Saved entries:
══════════════════════════════

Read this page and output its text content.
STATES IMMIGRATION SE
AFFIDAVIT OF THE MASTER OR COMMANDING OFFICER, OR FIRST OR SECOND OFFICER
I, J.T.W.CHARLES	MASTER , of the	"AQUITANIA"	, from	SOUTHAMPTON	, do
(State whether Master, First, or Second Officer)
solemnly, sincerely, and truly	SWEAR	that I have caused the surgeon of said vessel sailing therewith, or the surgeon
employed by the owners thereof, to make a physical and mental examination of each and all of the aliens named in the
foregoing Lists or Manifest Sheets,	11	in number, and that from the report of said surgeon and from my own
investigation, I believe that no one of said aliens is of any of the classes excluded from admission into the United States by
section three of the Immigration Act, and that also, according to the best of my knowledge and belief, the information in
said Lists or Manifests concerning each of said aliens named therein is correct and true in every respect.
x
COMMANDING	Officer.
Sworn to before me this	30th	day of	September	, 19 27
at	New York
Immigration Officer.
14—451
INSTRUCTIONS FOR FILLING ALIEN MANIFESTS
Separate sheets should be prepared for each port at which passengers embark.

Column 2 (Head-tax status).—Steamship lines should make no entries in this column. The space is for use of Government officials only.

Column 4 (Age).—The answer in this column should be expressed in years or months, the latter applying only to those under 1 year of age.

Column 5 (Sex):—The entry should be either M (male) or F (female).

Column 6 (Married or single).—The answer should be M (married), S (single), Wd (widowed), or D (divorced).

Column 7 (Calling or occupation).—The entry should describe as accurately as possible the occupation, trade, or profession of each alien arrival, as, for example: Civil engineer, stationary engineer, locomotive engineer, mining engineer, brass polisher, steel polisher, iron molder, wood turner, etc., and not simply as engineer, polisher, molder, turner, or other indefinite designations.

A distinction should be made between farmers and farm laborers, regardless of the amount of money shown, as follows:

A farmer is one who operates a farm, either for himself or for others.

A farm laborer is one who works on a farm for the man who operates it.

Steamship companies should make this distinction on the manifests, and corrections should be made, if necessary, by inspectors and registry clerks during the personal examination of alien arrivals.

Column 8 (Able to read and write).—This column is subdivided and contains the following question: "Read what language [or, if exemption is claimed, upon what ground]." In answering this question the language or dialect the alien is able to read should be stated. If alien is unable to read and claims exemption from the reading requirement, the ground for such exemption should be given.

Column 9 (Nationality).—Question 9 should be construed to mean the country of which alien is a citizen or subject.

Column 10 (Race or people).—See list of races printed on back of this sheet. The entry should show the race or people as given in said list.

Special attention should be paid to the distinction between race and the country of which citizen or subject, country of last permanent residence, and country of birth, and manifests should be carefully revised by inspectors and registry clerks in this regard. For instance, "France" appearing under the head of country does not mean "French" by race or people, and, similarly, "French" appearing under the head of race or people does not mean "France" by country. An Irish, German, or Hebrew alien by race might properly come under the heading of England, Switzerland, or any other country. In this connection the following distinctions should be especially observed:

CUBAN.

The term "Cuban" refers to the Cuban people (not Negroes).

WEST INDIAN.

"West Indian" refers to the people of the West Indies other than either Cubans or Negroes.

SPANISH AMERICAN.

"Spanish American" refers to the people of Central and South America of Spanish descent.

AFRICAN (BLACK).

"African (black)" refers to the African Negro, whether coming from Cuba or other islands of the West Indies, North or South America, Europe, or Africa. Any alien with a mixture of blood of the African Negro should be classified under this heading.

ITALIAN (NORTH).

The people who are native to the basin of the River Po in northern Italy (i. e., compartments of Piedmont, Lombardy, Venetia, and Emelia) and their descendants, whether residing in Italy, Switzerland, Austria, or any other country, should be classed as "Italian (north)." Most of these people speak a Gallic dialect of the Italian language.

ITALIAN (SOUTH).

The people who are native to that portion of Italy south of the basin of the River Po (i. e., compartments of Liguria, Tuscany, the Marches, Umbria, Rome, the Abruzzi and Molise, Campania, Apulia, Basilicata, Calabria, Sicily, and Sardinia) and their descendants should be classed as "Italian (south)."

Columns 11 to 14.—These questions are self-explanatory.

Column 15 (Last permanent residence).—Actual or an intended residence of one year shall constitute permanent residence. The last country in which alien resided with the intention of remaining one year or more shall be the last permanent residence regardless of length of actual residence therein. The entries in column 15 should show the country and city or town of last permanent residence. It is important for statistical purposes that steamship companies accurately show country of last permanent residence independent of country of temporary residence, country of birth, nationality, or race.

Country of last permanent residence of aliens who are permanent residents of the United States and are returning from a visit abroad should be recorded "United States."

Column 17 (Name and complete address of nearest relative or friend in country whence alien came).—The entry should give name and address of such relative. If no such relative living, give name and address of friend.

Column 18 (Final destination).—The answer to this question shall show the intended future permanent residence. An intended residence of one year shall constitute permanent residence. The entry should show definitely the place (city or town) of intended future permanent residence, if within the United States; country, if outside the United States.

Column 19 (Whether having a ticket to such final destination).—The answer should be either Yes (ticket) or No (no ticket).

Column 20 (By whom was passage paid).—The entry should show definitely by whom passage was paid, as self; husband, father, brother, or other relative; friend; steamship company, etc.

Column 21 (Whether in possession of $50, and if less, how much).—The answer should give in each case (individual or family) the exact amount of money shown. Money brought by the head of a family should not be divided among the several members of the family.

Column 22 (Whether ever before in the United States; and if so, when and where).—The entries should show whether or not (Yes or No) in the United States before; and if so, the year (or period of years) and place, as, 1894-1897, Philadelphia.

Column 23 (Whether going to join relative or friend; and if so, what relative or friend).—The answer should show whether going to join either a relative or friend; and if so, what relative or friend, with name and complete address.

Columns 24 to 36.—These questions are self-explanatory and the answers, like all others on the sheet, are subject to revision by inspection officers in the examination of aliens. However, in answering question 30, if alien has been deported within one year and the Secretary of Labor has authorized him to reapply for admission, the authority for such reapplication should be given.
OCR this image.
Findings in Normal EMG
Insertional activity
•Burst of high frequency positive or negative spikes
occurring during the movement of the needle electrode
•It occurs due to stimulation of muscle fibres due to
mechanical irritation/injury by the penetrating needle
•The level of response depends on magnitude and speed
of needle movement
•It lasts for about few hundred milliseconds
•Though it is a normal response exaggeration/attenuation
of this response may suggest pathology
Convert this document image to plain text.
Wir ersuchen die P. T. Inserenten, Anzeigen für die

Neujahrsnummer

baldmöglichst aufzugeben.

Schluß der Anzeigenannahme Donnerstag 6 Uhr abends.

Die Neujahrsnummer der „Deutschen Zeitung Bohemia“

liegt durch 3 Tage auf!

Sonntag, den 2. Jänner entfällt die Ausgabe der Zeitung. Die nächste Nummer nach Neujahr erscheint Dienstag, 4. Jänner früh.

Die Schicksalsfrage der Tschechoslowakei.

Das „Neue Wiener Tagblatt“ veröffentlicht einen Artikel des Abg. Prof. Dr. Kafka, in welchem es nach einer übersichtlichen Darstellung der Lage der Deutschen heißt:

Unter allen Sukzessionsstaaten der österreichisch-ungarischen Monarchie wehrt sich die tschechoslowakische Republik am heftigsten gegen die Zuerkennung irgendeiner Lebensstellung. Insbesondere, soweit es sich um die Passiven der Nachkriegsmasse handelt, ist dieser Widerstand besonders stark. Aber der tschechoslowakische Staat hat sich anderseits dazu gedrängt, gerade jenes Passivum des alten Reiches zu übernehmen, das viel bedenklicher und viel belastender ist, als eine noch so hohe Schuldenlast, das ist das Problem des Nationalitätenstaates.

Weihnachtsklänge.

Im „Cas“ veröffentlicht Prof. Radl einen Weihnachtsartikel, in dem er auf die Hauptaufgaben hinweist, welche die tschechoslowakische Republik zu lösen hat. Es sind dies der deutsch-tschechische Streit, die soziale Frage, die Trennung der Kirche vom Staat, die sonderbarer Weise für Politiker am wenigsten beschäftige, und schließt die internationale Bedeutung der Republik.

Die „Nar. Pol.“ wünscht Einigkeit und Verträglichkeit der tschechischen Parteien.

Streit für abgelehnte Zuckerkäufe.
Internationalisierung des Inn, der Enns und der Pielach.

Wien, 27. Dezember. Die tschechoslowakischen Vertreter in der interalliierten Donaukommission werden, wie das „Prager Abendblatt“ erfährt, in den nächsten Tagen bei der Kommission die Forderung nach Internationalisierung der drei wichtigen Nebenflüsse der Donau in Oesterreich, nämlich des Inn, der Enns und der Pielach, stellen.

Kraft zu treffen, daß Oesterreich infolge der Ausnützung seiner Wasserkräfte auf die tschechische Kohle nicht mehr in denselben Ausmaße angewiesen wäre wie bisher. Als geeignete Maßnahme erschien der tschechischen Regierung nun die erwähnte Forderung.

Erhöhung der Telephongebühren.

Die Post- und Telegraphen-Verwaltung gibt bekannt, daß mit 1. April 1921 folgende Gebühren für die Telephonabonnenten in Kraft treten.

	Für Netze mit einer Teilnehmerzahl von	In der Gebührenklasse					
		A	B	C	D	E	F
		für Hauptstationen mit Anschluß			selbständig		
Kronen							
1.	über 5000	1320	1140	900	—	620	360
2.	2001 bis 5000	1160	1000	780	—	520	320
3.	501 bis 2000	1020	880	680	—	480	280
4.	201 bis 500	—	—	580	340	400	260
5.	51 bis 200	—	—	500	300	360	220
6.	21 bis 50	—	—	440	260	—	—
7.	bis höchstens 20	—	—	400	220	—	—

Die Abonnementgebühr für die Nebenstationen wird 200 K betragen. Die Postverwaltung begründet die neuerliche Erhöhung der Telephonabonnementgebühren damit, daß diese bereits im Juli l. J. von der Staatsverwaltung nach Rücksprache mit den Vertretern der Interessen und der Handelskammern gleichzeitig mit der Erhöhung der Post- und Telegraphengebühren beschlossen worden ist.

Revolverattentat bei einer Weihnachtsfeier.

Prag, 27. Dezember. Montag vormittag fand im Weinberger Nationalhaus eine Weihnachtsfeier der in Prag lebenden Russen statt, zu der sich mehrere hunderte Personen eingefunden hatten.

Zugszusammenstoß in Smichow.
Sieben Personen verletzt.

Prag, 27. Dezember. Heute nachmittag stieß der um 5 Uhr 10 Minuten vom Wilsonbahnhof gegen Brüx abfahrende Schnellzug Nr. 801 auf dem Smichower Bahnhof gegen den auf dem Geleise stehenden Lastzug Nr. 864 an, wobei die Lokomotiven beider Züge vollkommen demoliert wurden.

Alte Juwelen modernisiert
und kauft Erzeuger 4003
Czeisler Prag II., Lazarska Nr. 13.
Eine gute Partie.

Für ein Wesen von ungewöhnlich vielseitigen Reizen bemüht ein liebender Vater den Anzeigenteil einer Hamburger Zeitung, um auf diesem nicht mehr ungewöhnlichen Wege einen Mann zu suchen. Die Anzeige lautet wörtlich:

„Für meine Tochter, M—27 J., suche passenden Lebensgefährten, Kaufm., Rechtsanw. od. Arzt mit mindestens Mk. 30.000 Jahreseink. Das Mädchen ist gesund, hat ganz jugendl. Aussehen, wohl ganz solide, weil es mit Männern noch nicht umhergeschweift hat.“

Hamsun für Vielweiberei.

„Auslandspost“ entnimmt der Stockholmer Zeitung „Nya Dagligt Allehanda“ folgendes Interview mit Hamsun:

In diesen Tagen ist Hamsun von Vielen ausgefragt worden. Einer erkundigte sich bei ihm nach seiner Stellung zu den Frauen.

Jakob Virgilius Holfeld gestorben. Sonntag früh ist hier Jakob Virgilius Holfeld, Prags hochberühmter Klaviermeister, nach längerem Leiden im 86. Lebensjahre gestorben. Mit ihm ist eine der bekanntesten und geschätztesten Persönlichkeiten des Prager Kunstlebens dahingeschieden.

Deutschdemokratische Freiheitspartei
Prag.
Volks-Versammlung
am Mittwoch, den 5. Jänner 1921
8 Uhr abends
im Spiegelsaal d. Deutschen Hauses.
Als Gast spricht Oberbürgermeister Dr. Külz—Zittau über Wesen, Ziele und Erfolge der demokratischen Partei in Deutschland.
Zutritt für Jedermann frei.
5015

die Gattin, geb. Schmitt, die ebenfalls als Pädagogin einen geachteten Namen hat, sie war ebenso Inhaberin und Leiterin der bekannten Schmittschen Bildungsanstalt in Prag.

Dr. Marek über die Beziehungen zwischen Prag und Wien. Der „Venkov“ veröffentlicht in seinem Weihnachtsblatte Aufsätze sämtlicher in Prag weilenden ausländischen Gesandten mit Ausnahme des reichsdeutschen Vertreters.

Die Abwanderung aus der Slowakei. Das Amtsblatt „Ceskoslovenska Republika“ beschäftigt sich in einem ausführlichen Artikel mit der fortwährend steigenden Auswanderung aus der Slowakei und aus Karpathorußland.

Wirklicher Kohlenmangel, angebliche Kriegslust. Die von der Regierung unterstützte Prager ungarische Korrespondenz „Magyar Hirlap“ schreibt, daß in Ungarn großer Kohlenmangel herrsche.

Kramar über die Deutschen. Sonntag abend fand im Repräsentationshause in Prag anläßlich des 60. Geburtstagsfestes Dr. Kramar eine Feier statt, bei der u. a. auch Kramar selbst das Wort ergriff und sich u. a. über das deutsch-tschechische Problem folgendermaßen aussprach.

══════════════════════════════

Copy every line of the listing containing the string "aliens".

employed by the owners thereof, to make a physical and mental examination of each and all of the aliens named in the
investigation, I believe that no one of said aliens is of any of the classes excluded from admission into the United States by
said Lists or Manifests concerning each of said aliens named therein is correct and true in every respect.
Country of last permanent residence of aliens who are permanent residents of the United States and are returning from a visit abroad should be recorded "United States."
Columns 24 to 36.—These questions are self-explanatory and the answers, like all others on the sheet, are subject to revision by inspection officers in the examination of aliens. However, in answering question 30, if alien has been deported within one year and the Secretary of Labor has authorized him to reapply for admission, the authority for such reapplication should be given.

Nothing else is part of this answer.